■ **Problem statement**
In the listing below, locate the lines that hold the string "Svævenyt". Copy those lines.

■ **Working data**
## start
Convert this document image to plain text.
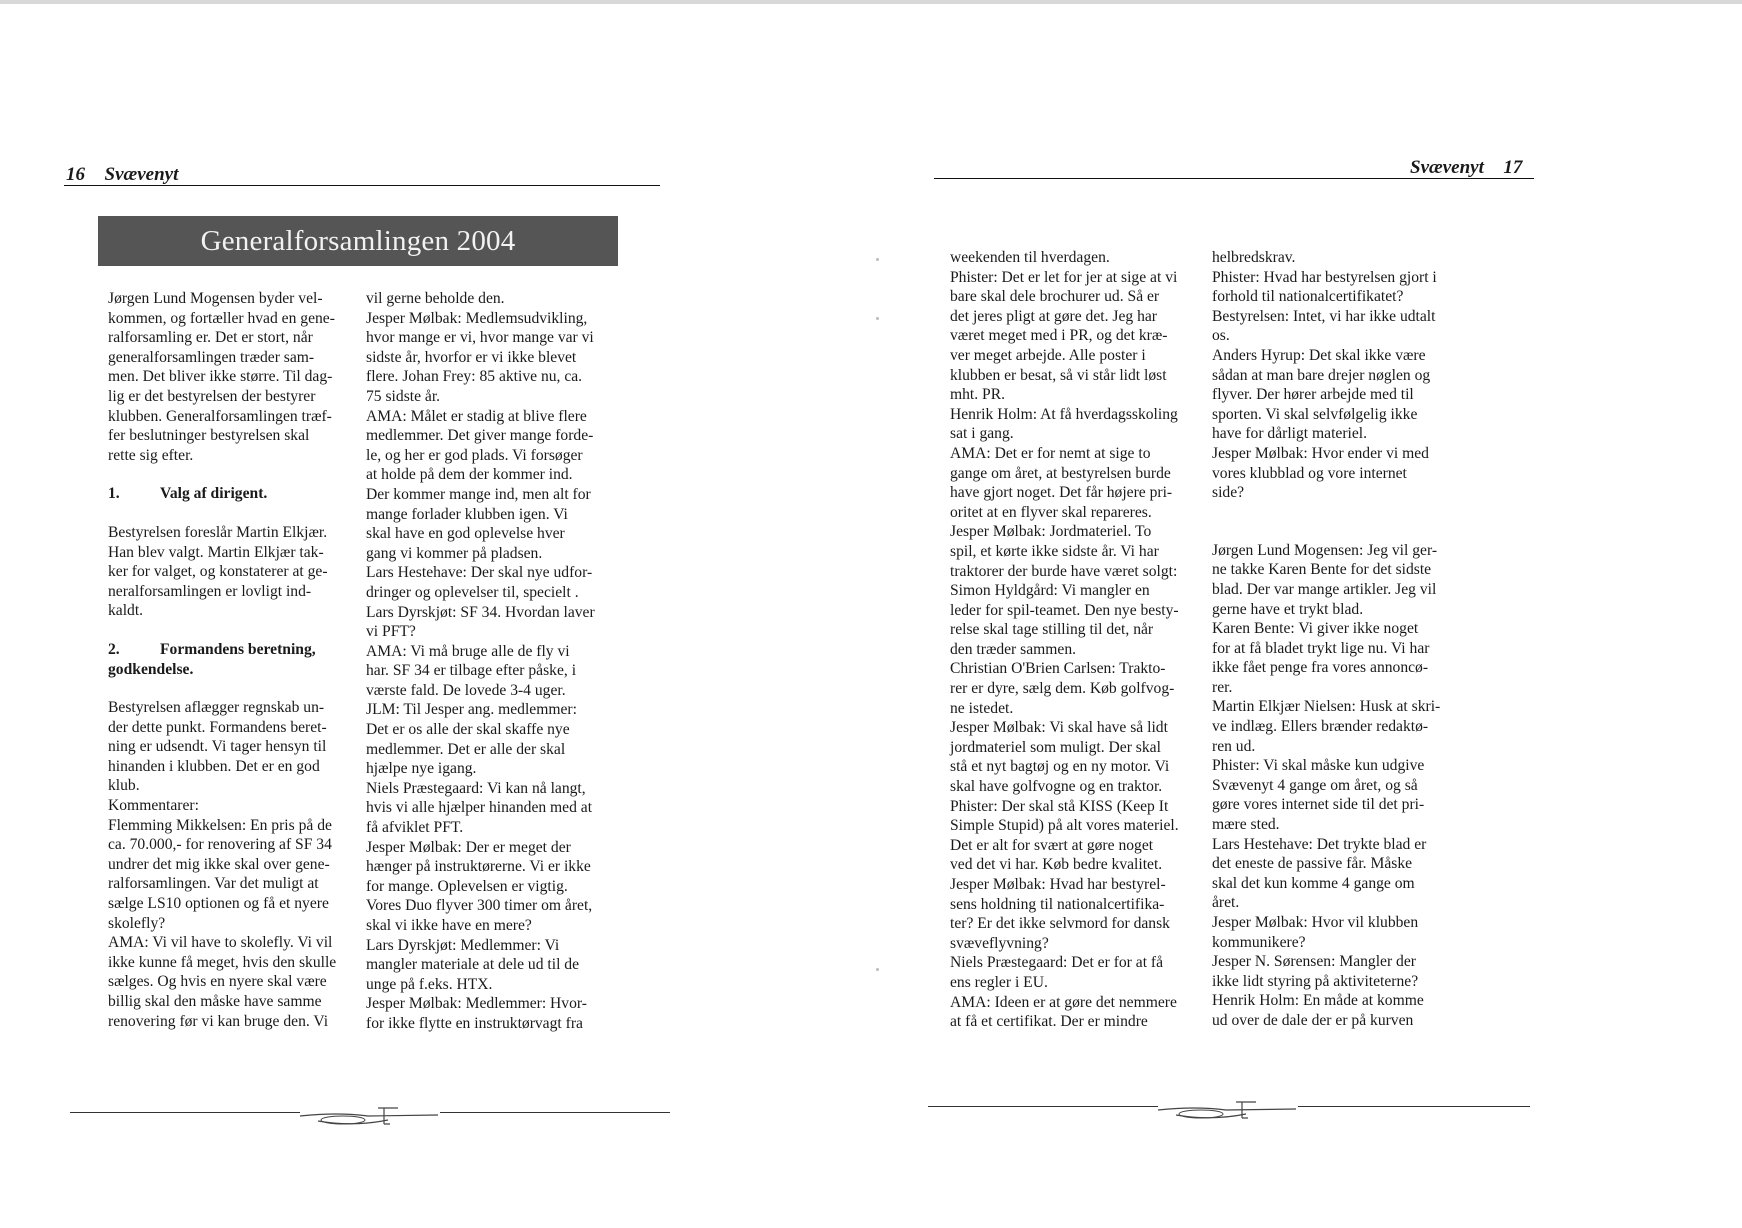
16 Svævenyt
Generalforsamlingen 2004

Jørgen Lund Mogensen byder vel-

kommen, og fortæller hvad en gene-

ralforsamling er. Det er stort, når

generalforsamlingen træder sam-

men. Det bliver ikke større. Til dag-

lig er det bestyrelsen der bestyrer

klubben. Generalforsamlingen træf-

fer beslutninger bestyrelsen skal

rette sig efter.

1.	Valg af dirigent.

Bestyrelsen foreslår Martin Elkjær.

Han blev valgt. Martin Elkjær tak-

ker for valget, og konstaterer at ge-

neralforsamlingen er lovligt ind-

kaldt.

2.	Formandens beretning,

godkendelse.

Bestyrelsen aflægger regnskab un-

der dette punkt. Formandens beret-

ning er udsendt. Vi tager hensyn til

hinanden i klubben. Det er en god

klub.

Kommentarer:

Flemming Mikkelsen: En pris på de

ca. 70.000,- for renovering af SF 34

undrer det mig ikke skal over gene-

ralforsamlingen. Var det muligt at

sælge LS10 optionen og få et nyere

skolefly?

AMA: Vi vil have to skolefly. Vi vil

ikke kunne få meget, hvis den skulle

sælges. Og hvis en nyere skal være

billig skal den måske have samme

renovering før vi kan bruge den. Vi

vil gerne beholde den.

Jesper Mølbak: Medlemsudvikling,

hvor mange er vi, hvor mange var vi

sidste år, hvorfor er vi ikke blevet

flere. Johan Frey: 85 aktive nu, ca.

75 sidste år.

AMA: Målet er stadig at blive flere

medlemmer. Det giver mange forde-

le, og her er god plads. Vi forsøger

at holde på dem der kommer ind.

Der kommer mange ind, men alt for

mange forlader klubben igen. Vi

skal have en god oplevelse hver

gang vi kommer på pladsen.

Lars Hestehave: Der skal nye udfor-

dringer og oplevelser til, specielt .

Lars Dyrskjøt: SF 34. Hvordan laver

vi PFT?

AMA: Vi må bruge alle de fly vi

har. SF 34 er tilbage efter påske, i

værste fald. De lovede 3-4 uger.

JLM: Til Jesper ang. medlemmer:

Det er os alle der skal skaffe nye

medlemmer. Det er alle der skal

hjælpe nye igang.

Niels Præstegaard: Vi kan nå langt,

hvis vi alle hjælper hinanden med at

få afviklet PFT.

Jesper Mølbak: Der er meget der

hænger på instruktørerne. Vi er ikke

for mange. Oplevelsen er vigtig.

Vores Duo flyver 300 timer om året,

skal vi ikke have en mere?

Lars Dyrskjøt: Medlemmer: Vi

mangler materiale at dele ud til de

unge på f.eks. HTX.

Jesper Mølbak: Medlemmer: Hvor-

for ikke flytte en instruktørvagt fra

Svævenyt 17

weekenden til hverdagen.

Phister: Det er let for jer at sige at vi

bare skal dele brochurer ud. Så er

det jeres pligt at gøre det. Jeg har

været meget med i PR, og det kræ-

ver meget arbejde. Alle poster i

klubben er besat, så vi står lidt løst

mht. PR.

Henrik Holm: At få hverdagsskoling

sat i gang.

AMA: Det er for nemt at sige to

gange om året, at bestyrelsen burde

have gjort noget. Det får højere pri-

oritet at en flyver skal repareres.

Jesper Mølbak: Jordmateriel. To

spil, et kørte ikke sidste år. Vi har

traktorer der burde have været solgt:

Simon Hyldgård: Vi mangler en

leder for spil-teamet. Den nye besty-

relse skal tage stilling til det, når

den træder sammen.

Christian O'Brien Carlsen: Trakto-

rer er dyre, sælg dem. Køb golfvog-

ne istedet.

Jesper Mølbak: Vi skal have så lidt

jordmateriel som muligt. Der skal

stå et nyt bagtøj og en ny motor. Vi

skal have golfvogne og en traktor.

Phister: Der skal stå KISS (Keep It

Simple Stupid) på alt vores materiel.

Det er alt for svært at gøre noget

ved det vi har. Køb bedre kvalitet.

Jesper Mølbak: Hvad har bestyrel-

sens holdning til nationalcertifika-

ter? Er det ikke selvmord for dansk

svæveflyvning?

Niels Præstegaard: Det er for at få

ens regler i EU.

AMA: Ideen er at gøre det nemmere

at få et certifikat. Der er mindre

helbredskrav.

Phister: Hvad har bestyrelsen gjort i

forhold til nationalcertifikatet?

Bestyrelsen: Intet, vi har ikke udtalt

os.

Anders Hyrup: Det skal ikke være

sådan at man bare drejer nøglen og

flyver. Der hører arbejde med til

sporten. Vi skal selvfølgelig ikke

have for dårligt materiel.

Jesper Mølbak: Hvor ender vi med

vores klubblad og vore internet

side?

Jørgen Lund Mogensen: Jeg vil ger-

ne takke Karen Bente for det sidste

blad. Der var mange artikler. Jeg vil

gerne have et trykt blad.

Karen Bente: Vi giver ikke noget

for at få bladet trykt lige nu. Vi har

ikke fået penge fra vores annoncø-

rer.

Martin Elkjær Nielsen: Husk at skri-

ve indlæg. Ellers brænder redaktø-

ren ud.

Phister: Vi skal måske kun udgive

Svævenyt 4 gange om året, og så

gøre vores internet side til det pri-

mære sted.

Lars Hestehave: Det trykte blad er

det eneste de passive får. Måske

skal det kun komme 4 gange om

året.

Jesper Mølbak: Hvor vil klubben

kommunikere?

Jesper N. Sørensen: Mangler der

ikke lidt styring på aktiviteterne?

Henrik Holm: En måde at komme

ud over de dale der er på kurven
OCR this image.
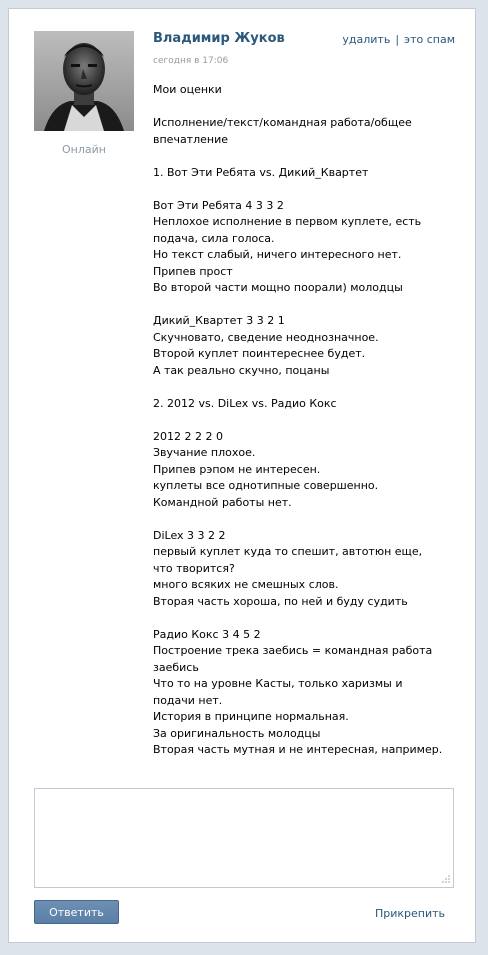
Онлайн
Владимир Жуков	удалить | это спам
сегодня в 17:06
Мои оценки
Исполнение/текст/командная работа/общее впечатление
1. Вот Эти Ребята vs. Дикий_Квартет
Вот Эти Ребята 4 3 3 2
Неплохое исполнение в первом куплете, есть подача, сила голоса.
Но текст слабый, ничего интересного нет.
Припев прост
Во второй части мощно поорали) молодцы
Дикий_Квартет 3 3 2 1
Скучновато, сведение неоднозначное.
Второй куплет поинтереснее будет.
А так реально скучно, поцаны
2. 2012 vs. DiLex vs. Радио Кокс
2012 2 2 2 0
Звучание плохое.
Припев рэпом не интересен.
куплеты все однотипные совершенно.
Командной работы нет.
DiLex 3 3 2 2
первый куплет куда то спешит, автотюн еще, что творится?
много всяких не смешных слов.
Вторая часть хороша, по ней и буду судить
Радио Кокс 3 4 5 2
Построение трека заебись = командная работа заебись
Что то на уровне Касты, только харизмы и подачи нет.
История в принципе нормальная.
За оригинальность молодцы
Вторая часть мутная и не интересная, например.
Ответить	Прикрепить
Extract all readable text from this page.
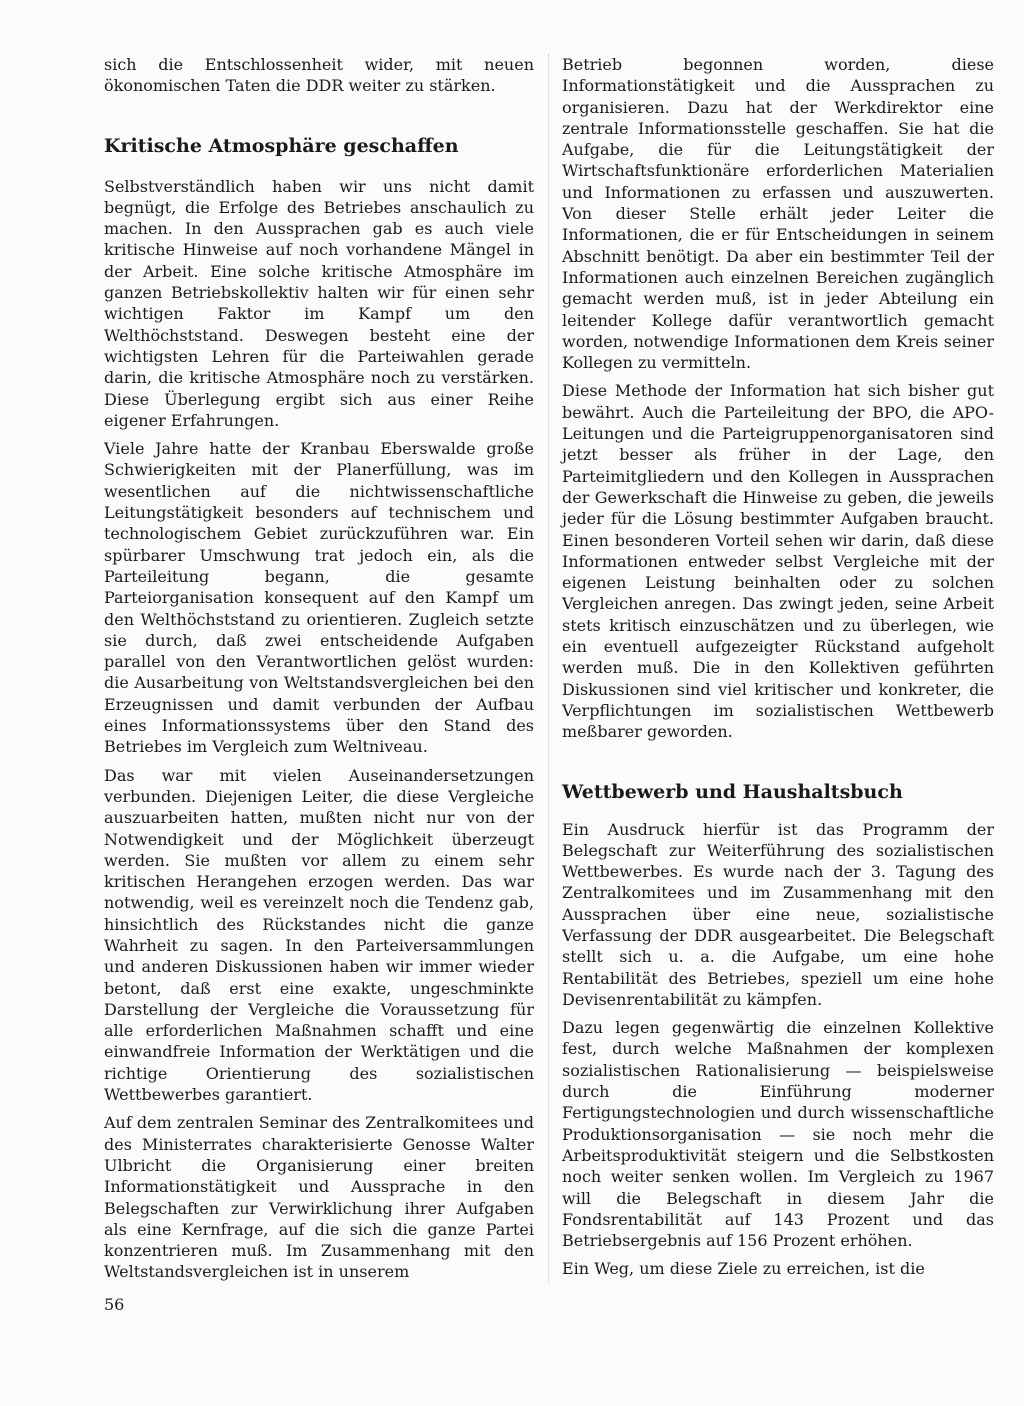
sich die Entschlossenheit wider, mit neuen ökonomischen Taten die DDR weiter zu stärken.

Kritische Atmosphäre geschaffen

Selbstverständlich haben wir uns nicht damit begnügt, die Erfolge des Betriebes anschaulich zu machen. In den Aussprachen gab es auch viele kritische Hinweise auf noch vorhandene Mängel in der Arbeit. Eine solche kritische Atmosphäre im ganzen Betriebskollektiv halten wir für einen sehr wichtigen Faktor im Kampf um den Welthöchststand. Deswegen besteht eine der wichtigsten Lehren für die Parteiwahlen gerade darin, die kritische Atmosphäre noch zu verstärken. Diese Überlegung ergibt sich aus einer Reihe eigener Erfahrungen.

Viele Jahre hatte der Kranbau Eberswalde große Schwierigkeiten mit der Planerfüllung, was im wesentlichen auf die nichtwissenschaftliche Leitungstätigkeit besonders auf technischem und technologischem Gebiet zurückzuführen war. Ein spürbarer Umschwung trat jedoch ein, als die Parteileitung begann, die gesamte Parteiorganisation konsequent auf den Kampf um den Welthöchststand zu orientieren. Zugleich setzte sie durch, daß zwei entscheidende Aufgaben parallel von den Verantwortlichen gelöst wurden: die Ausarbeitung von Weltstandsvergleichen bei den Erzeugnissen und damit verbunden der Aufbau eines Informationssystems über den Stand des Betriebes im Vergleich zum Weltniveau.

Das war mit vielen Auseinandersetzungen verbunden. Diejenigen Leiter, die diese Vergleiche auszuarbeiten hatten, mußten nicht nur von der Notwendigkeit und der Möglichkeit überzeugt werden. Sie mußten vor allem zu einem sehr kritischen Herangehen erzogen werden. Das war notwendig, weil es vereinzelt noch die Tendenz gab, hinsichtlich des Rückstandes nicht die ganze Wahrheit zu sagen. In den Parteiversammlungen und anderen Diskussionen haben wir immer wieder betont, daß erst eine exakte, ungeschminkte Darstellung der Vergleiche die Voraussetzung für alle erforderlichen Maßnahmen schafft und eine einwandfreie Information der Werktätigen und die richtige Orientierung des sozialistischen Wettbewerbes garantiert.

Auf dem zentralen Seminar des Zentralkomitees und des Ministerrates charakterisierte Genosse Walter Ulbricht die Organisierung einer breiten Informationstätigkeit und Aussprache in den Belegschaften zur Verwirklichung ihrer Aufgaben als eine Kernfrage, auf die sich die ganze Partei konzentrieren muß. Im Zusammenhang mit den Weltstandsvergleichen ist in unserem

Betrieb begonnen worden, diese Informationstätigkeit und die Aussprachen zu organisieren. Dazu hat der Werkdirektor eine zentrale Informationsstelle geschaffen. Sie hat die Aufgabe, die für die Leitungstätigkeit der Wirtschaftsfunktionäre erforderlichen Materialien und Informationen zu erfassen und auszuwerten. Von dieser Stelle erhält jeder Leiter die Informationen, die er für Entscheidungen in seinem Abschnitt benötigt. Da aber ein bestimmter Teil der Informationen auch einzelnen Bereichen zugänglich gemacht werden muß, ist in jeder Abteilung ein leitender Kollege dafür verantwortlich gemacht worden, notwendige Informationen dem Kreis seiner Kollegen zu vermitteln.

Diese Methode der Information hat sich bisher gut bewährt. Auch die Parteileitung der BPO, die APO-Leitungen und die Parteigruppenorganisatoren sind jetzt besser als früher in der Lage, den Parteimitgliedern und den Kollegen in Aussprachen der Gewerkschaft die Hinweise zu geben, die jeweils jeder für die Lösung bestimmter Aufgaben braucht. Einen besonderen Vorteil sehen wir darin, daß diese Informationen entweder selbst Vergleiche mit der eigenen Leistung beinhalten oder zu solchen Vergleichen anregen. Das zwingt jeden, seine Arbeit stets kritisch einzuschätzen und zu überlegen, wie ein eventuell aufgezeigter Rückstand aufgeholt werden muß. Die in den Kollektiven geführten Diskussionen sind viel kritischer und konkreter, die Verpflichtungen im sozialistischen Wettbewerb meßbarer geworden.

Wettbewerb und Haushaltsbuch

Ein Ausdruck hierfür ist das Programm der Belegschaft zur Weiterführung des sozialistischen Wettbewerbes. Es wurde nach der 3. Tagung des Zentralkomitees und im Zusammenhang mit den Aussprachen über eine neue, sozialistische Verfassung der DDR ausgearbeitet. Die Belegschaft stellt sich u. a. die Aufgabe, um eine hohe Rentabilität des Betriebes, speziell um eine hohe Devisenrentabilität zu kämpfen.

Dazu legen gegenwärtig die einzelnen Kollektive fest, durch welche Maßnahmen der komplexen sozialistischen Rationalisierung — beispielsweise durch die Einführung moderner Fertigungstechnologien und durch wissenschaftliche Produktionsorganisation — sie noch mehr die Arbeitsproduktivität steigern und die Selbstkosten noch weiter senken wollen. Im Vergleich zu 1967 will die Belegschaft in diesem Jahr die Fondsrentabilität auf 143 Prozent und das Betriebsergebnis auf 156 Prozent erhöhen.

Ein Weg, um diese Ziele zu erreichen, ist die

56
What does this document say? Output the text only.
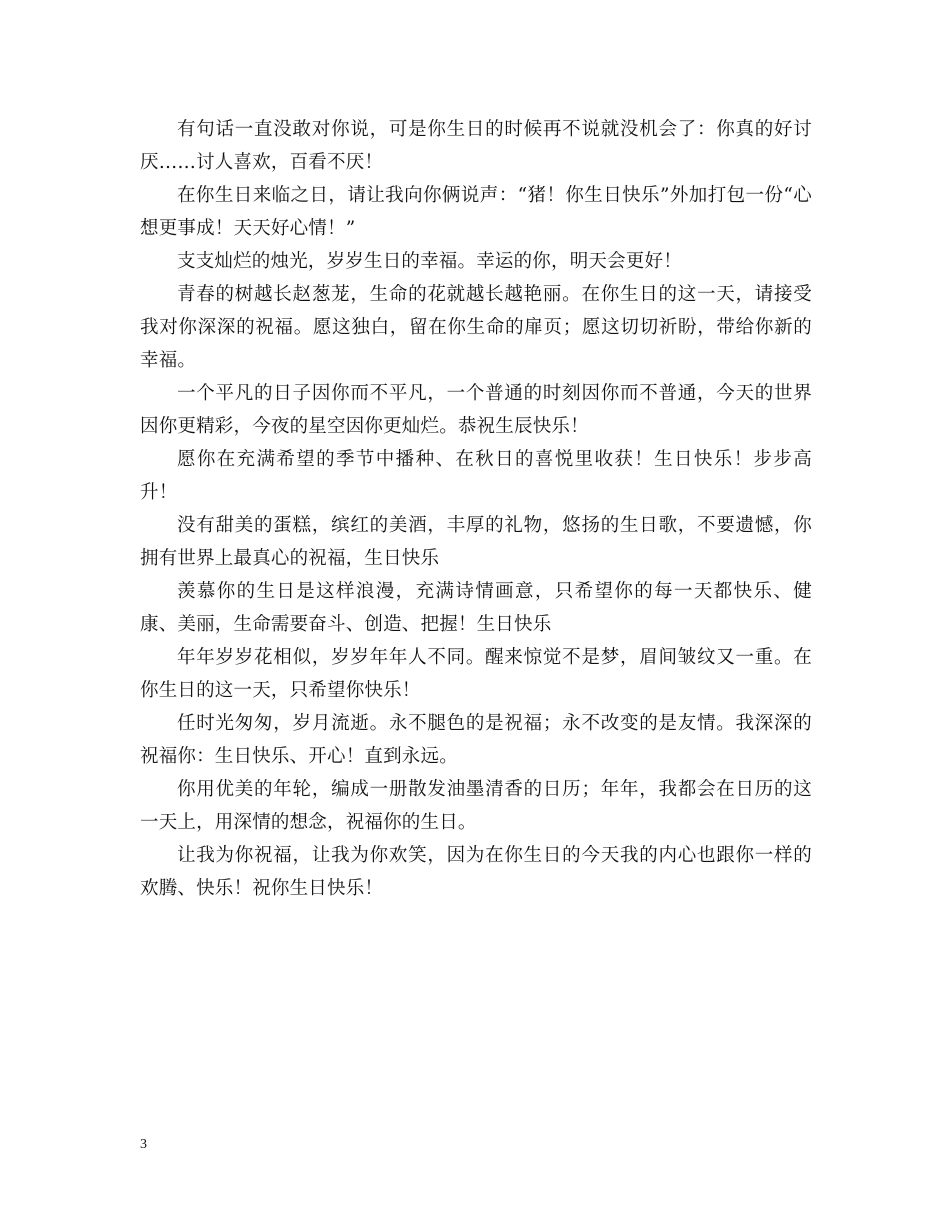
有句话一直没敢对你说，可是你生日的时候再不说就没机会了：你真的好讨厌……讨人喜欢，百看不厌！

在你生日来临之日，请让我向你俩说声：“猪！你生日快乐”外加打包一份“心想更事成！天天好心情！”

支支灿烂的烛光，岁岁生日的幸福。幸运的你，明天会更好！

青春的树越长赵葱茏，生命的花就越长越艳丽。在你生日的这一天，请接受我对你深深的祝福。愿这独白，留在你生命的扉页；愿这切切祈盼，带给你新的幸福。

一个平凡的日子因你而不平凡，一个普通的时刻因你而不普通，今天的世界因你更精彩，今夜的星空因你更灿烂。恭祝生辰快乐！

愿你在充满希望的季节中播种、在秋日的喜悦里收获！生日快乐！步步高升！

没有甜美的蛋糕，缤红的美酒，丰厚的礼物，悠扬的生日歌，不要遗憾，你拥有世界上最真心的祝福，生日快乐

羡慕你的生日是这样浪漫，充满诗情画意，只希望你的每一天都快乐、健康、美丽，生命需要奋斗、创造、把握！生日快乐

年年岁岁花相似，岁岁年年人不同。醒来惊觉不是梦，眉间皱纹又一重。在你生日的这一天，只希望你快乐！

任时光匆匆，岁月流逝。永不腿色的是祝福；永不改变的是友情。我深深的祝福你：生日快乐、开心！直到永远。

你用优美的年轮，编成一册散发油墨清香的日历；年年，我都会在日历的这一天上，用深情的想念，祝福你的生日。

让我为你祝福，让我为你欢笑，因为在你生日的今天我的内心也跟你一样的欢腾、快乐！祝你生日快乐！

3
## end
■ **Written solution**
16 Svævenyt
Svævenyt 17
Svævenyt 4 gange om året, og så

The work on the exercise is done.